AIM:
Leave every picture out and write out the records below exactly.

BEGIN GIVEN RECORDS

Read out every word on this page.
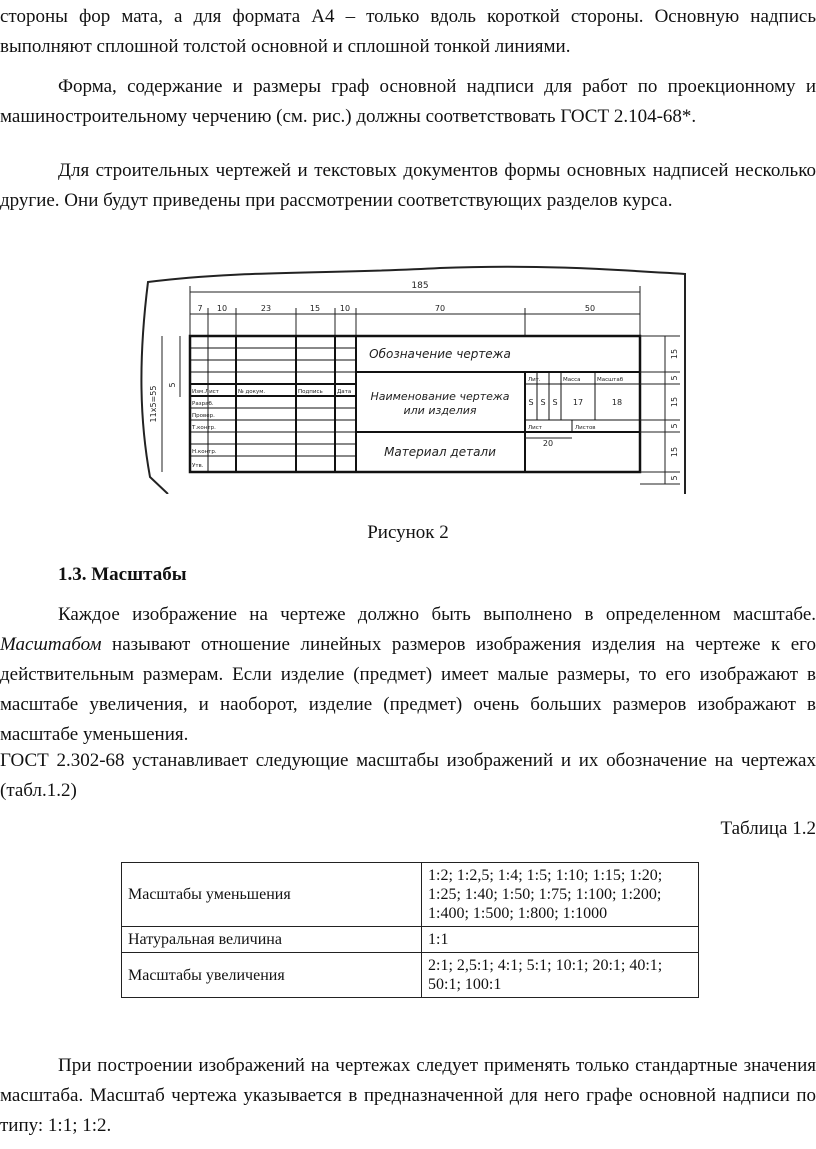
стороны фор мата, а для формата А4 – только вдоль короткой стороны. Основную надпись выполняют сплошной толстой основной и сплошной тонкой линиями.

Форма, содержание и размеры граф основной надписи для работ по проекционному и машиностроительному черчению (см. рис.) должны соответствовать ГОСТ 2.104-68*.

Для строительных чертежей и текстовых документов формы основных надписей несколько другие. Они будут приведены при рассмотрении соответствующих разделов курса.

185
7 10	23	15 10	70	50
11х5=55
5
Изм.Лист	№ докум.	Подпись	Дата
Разраб.
Провер.
Т.контр.
Н.контр.
Утв.
Обозначение чертежа
Наименование чертежа
или изделия
Материал детали
S S S 17	18
Лит.	Масса	Масштаб
Лист	Листов
20
15
5
15
5
15
5

Рисунок 2

1.3. Масштабы

Каждое изображение на чертеже должно быть выполнено в определенном масштабе. Масштабом называют отношение линейных размеров изображения изделия на чертеже к его действительным размерам. Если изделие (предмет) имеет малые размеры, то его изображают в масштабе увеличения, и наоборот, изделие (предмет) очень больших размеров изображают в масштабе уменьшения.

ГОСТ 2.302-68 устанавливает следующие масштабы изображений и их обозначение на чертежах (табл.1.2)

Таблица 1.2

Масштабы уменьшения	1:2; 1:2,5; 1:4; 1:5; 1:10; 1:15; 1:20; 1:25; 1:40; 1:50; 1:75; 1:100; 1:200; 1:400; 1:500; 1:800; 1:1000
Натуральная величина	1:1
Масштабы увеличения	2:1; 2,5:1; 4:1; 5:1; 10:1; 20:1; 40:1; 50:1; 100:1

При построении изображений на чертежах следует применять только стандартные значения масштаба. Масштаб чертежа указывается в предназначенной для него графе основной надписи по типу: 1:1; 1:2.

END GIVEN RECORDS

SOLUTION FOR THIS PROBLEM:
Read out every word on this page.
стороны фор мата, а для формата А4 – только вдоль короткой стороны. Основную надпись выполняют сплошной толстой основной и сплошной тонкой линиями.

Форма, содержание и размеры граф основной надписи для работ по проекционному и машиностроительному черчению (см. рис.) должны соответствовать ГОСТ 2.104-68*.

Для строительных чертежей и текстовых документов формы основных надписей несколько другие. Они будут приведены при рассмотрении соответствующих разделов курса.

185
7 10	23	15 10	70	50
11х5=55
5
Изм.Лист	№ докум.	Подпись	Дата
Разраб.
Провер.
Т.контр.
Н.контр.
Утв.
Обозначение чертежа
Наименование чертежа
или изделия
Материал детали
S S S 17	18
Лит.	Масса	Масштаб
Лист	Листов
20
15
5
15
5
15
5

Рисунок 2

1.3. Масштабы

Каждое изображение на чертеже должно быть выполнено в определенном масштабе. Масштабом называют отношение линейных размеров изображения изделия на чертеже к его действительным размерам. Если изделие (предмет) имеет малые размеры, то его изображают в масштабе увеличения, и наоборот, изделие (предмет) очень больших размеров изображают в масштабе уменьшения.

ГОСТ 2.302-68 устанавливает следующие масштабы изображений и их обозначение на чертежах (табл.1.2)

Таблица 1.2

Масштабы уменьшения	1:2; 1:2,5; 1:4; 1:5; 1:10; 1:15; 1:20; 1:25; 1:40; 1:50; 1:75; 1:100; 1:200; 1:400; 1:500; 1:800; 1:1000
Натуральная величина	1:1
Масштабы увеличения	2:1; 2,5:1; 4:1; 5:1; 10:1; 20:1; 40:1; 50:1; 100:1

При построении изображений на чертежах следует применять только стандартные значения масштаба. Масштаб чертежа указывается в предназначенной для него графе основной надписи по типу: 1:1; 1:2.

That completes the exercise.